── Material to process ──
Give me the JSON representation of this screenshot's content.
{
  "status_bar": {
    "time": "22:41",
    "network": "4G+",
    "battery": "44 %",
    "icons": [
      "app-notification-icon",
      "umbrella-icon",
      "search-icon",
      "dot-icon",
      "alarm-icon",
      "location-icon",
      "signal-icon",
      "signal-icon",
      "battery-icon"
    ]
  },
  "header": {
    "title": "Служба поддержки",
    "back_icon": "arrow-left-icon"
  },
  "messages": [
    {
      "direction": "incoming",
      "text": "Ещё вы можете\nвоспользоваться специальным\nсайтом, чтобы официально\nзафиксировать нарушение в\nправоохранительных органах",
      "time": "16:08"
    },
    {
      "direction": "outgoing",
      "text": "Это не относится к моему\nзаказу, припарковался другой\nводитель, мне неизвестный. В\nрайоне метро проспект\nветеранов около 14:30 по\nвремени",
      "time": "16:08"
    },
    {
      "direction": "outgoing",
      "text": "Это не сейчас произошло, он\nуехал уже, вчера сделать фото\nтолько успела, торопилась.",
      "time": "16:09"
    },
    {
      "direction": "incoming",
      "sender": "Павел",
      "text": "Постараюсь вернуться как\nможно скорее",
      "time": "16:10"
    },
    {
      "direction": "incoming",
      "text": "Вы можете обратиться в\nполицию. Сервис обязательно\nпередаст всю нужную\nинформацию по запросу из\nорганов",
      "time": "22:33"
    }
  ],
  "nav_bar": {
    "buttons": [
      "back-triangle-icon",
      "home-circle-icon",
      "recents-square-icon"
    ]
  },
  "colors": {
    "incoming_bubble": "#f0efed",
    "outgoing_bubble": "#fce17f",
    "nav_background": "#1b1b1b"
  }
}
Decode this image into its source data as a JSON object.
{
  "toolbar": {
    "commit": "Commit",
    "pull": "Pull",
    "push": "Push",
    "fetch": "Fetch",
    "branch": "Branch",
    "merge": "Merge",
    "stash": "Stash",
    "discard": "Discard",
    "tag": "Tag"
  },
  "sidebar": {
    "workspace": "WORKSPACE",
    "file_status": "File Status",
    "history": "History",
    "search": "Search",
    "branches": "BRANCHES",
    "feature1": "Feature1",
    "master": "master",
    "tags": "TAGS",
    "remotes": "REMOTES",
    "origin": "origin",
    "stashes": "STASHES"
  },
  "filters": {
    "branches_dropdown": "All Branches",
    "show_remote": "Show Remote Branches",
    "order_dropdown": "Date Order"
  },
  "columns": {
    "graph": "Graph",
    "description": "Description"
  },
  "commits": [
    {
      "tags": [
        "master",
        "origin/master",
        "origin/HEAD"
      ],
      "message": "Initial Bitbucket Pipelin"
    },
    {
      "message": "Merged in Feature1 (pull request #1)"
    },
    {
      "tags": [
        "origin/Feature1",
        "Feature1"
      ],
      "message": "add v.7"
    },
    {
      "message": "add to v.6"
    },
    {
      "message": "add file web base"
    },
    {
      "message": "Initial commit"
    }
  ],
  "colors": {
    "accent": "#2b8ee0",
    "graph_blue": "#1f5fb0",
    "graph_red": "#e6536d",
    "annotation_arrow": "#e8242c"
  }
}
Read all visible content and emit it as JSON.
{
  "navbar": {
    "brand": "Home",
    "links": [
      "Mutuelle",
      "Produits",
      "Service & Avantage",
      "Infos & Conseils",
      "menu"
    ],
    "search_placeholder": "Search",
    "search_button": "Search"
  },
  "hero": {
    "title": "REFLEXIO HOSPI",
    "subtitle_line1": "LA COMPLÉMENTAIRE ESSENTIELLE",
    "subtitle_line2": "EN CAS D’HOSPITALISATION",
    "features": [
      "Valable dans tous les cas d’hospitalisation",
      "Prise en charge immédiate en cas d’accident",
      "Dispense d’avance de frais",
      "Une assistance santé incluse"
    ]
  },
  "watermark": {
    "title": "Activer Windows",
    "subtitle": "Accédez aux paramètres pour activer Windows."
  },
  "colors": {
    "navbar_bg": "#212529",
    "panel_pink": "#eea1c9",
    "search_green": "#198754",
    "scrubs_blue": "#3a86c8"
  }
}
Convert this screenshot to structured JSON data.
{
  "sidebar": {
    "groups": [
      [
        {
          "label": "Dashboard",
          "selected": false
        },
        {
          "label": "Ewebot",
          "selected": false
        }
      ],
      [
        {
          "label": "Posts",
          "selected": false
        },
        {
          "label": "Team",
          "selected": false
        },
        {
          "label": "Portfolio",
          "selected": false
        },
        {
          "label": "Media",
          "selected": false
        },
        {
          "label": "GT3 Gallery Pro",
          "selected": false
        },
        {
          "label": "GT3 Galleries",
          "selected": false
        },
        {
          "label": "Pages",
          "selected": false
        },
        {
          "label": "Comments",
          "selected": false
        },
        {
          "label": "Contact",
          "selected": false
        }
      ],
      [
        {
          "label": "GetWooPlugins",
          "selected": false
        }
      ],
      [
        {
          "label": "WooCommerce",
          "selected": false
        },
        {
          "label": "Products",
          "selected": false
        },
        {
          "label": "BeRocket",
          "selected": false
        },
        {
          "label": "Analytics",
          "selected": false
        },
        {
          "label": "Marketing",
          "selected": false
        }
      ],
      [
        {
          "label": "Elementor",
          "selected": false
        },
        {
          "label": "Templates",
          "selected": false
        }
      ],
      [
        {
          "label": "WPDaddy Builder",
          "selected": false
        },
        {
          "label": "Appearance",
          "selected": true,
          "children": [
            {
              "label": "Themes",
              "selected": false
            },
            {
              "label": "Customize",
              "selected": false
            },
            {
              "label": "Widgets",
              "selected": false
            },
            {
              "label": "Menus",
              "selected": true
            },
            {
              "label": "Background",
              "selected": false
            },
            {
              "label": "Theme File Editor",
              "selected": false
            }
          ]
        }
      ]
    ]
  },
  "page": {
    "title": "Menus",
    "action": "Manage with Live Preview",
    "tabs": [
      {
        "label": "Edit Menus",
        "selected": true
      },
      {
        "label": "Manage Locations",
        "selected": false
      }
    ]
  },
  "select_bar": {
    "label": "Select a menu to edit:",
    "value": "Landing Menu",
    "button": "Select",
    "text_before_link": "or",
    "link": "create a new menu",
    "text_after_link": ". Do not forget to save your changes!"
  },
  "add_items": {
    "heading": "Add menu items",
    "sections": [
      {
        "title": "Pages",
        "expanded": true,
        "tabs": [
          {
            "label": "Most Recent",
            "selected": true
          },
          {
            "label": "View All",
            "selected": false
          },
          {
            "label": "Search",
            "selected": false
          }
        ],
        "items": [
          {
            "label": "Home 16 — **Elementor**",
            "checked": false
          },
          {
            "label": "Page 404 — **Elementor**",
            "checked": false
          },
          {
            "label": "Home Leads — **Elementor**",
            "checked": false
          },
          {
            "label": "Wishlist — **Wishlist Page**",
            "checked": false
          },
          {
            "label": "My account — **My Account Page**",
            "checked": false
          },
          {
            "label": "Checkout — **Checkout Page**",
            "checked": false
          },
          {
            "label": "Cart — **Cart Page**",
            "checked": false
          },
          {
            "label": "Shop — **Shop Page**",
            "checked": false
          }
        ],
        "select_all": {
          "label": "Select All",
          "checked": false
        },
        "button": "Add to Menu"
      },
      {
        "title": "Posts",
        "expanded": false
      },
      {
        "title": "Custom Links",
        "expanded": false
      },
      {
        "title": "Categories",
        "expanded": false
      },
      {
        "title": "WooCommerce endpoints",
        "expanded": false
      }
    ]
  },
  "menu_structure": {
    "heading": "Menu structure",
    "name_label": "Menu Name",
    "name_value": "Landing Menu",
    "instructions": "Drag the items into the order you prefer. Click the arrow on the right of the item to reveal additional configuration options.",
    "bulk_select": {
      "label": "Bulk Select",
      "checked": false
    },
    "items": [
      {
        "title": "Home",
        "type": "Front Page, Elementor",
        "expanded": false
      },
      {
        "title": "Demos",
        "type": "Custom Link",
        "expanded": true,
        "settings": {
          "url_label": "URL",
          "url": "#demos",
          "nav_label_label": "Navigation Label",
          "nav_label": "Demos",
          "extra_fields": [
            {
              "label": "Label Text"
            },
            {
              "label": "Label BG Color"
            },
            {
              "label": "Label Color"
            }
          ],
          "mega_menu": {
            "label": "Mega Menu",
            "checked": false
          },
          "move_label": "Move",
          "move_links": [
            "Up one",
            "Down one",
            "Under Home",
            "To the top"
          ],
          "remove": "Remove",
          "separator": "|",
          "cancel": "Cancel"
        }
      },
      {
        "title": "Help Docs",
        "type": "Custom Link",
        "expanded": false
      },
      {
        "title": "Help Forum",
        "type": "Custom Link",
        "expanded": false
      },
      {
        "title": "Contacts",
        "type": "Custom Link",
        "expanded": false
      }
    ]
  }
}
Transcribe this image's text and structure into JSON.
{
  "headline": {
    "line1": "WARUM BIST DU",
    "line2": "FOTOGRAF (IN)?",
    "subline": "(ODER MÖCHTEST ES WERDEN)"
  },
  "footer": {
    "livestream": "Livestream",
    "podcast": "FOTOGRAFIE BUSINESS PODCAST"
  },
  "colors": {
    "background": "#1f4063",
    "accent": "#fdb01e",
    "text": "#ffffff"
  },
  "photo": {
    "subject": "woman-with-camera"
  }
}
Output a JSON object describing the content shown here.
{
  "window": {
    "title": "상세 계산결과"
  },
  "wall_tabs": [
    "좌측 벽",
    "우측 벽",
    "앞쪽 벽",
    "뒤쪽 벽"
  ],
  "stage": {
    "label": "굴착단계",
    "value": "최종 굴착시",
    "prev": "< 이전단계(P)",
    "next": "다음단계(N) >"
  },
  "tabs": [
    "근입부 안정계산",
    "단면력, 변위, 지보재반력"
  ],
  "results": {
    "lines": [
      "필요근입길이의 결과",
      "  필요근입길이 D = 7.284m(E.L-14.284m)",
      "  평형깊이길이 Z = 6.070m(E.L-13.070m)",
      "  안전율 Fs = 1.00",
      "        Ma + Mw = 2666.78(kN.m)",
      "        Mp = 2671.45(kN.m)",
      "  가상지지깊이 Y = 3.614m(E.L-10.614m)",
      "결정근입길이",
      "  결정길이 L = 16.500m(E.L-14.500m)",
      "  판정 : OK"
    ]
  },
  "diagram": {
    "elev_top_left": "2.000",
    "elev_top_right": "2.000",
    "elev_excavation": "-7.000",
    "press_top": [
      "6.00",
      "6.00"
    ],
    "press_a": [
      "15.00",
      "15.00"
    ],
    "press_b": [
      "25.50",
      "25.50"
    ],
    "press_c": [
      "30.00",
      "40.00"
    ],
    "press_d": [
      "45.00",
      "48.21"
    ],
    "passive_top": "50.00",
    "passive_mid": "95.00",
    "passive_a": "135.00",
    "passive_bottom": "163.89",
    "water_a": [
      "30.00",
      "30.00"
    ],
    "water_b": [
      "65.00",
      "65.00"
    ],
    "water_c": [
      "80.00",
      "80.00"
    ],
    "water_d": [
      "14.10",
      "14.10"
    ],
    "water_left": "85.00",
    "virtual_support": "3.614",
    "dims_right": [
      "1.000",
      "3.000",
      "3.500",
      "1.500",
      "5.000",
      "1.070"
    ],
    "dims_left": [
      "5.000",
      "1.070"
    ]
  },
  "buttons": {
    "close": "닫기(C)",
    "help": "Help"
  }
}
───
** What is needed **
Every line from the one containing "Transcribe this image's" through the last line must be copied exactly; leave out the rest.

** Expected answer **
Transcribe this image's text and structure into JSON.
{
  "headline": {
    "line1": "WARUM BIST DU",
    "line2": "FOTOGRAF (IN)?",
    "subline": "(ODER MÖCHTEST ES WERDEN)"
  },
  "footer": {
    "livestream": "Livestream",
    "podcast": "FOTOGRAFIE BUSINESS PODCAST"
  },
  "colors": {
    "background": "#1f4063",
    "accent": "#fdb01e",
    "text": "#ffffff"
  },
  "photo": {
    "subject": "woman-with-camera"
  }
}
Output a JSON object describing the content shown here.
{
  "window": {
    "title": "상세 계산결과"
  },
  "wall_tabs": [
    "좌측 벽",
    "우측 벽",
    "앞쪽 벽",
    "뒤쪽 벽"
  ],
  "stage": {
    "label": "굴착단계",
    "value": "최종 굴착시",
    "prev": "< 이전단계(P)",
    "next": "다음단계(N) >"
  },
  "tabs": [
    "근입부 안정계산",
    "단면력, 변위, 지보재반력"
  ],
  "results": {
    "lines": [
      "필요근입길이의 결과",
      "  필요근입길이 D = 7.284m(E.L-14.284m)",
      "  평형깊이길이 Z = 6.070m(E.L-13.070m)",
      "  안전율 Fs = 1.00",
      "        Ma + Mw = 2666.78(kN.m)",
      "        Mp = 2671.45(kN.m)",
      "  가상지지깊이 Y = 3.614m(E.L-10.614m)",
      "결정근입길이",
      "  결정길이 L = 16.500m(E.L-14.500m)",
      "  판정 : OK"
    ]
  },
  "diagram": {
    "elev_top_left": "2.000",
    "elev_top_right": "2.000",
    "elev_excavation": "-7.000",
    "press_top": [
      "6.00",
      "6.00"
    ],
    "press_a": [
      "15.00",
      "15.00"
    ],
    "press_b": [
      "25.50",
      "25.50"
    ],
    "press_c": [
      "30.00",
      "40.00"
    ],
    "press_d": [
      "45.00",
      "48.21"
    ],
    "passive_top": "50.00",
    "passive_mid": "95.00",
    "passive_a": "135.00",
    "passive_bottom": "163.89",
    "water_a": [
      "30.00",
      "30.00"
    ],
    "water_b": [
      "65.00",
      "65.00"
    ],
    "water_c": [
      "80.00",
      "80.00"
    ],
    "water_d": [
      "14.10",
      "14.10"
    ],
    "water_left": "85.00",
    "virtual_support": "3.614",
    "dims_right": [
      "1.000",
      "3.000",
      "3.500",
      "1.500",
      "5.000",
      "1.070"
    ],
    "dims_left": [
      "5.000",
      "1.070"
    ]
  },
  "buttons": {
    "close": "닫기(C)",
    "help": "Help"
  }
}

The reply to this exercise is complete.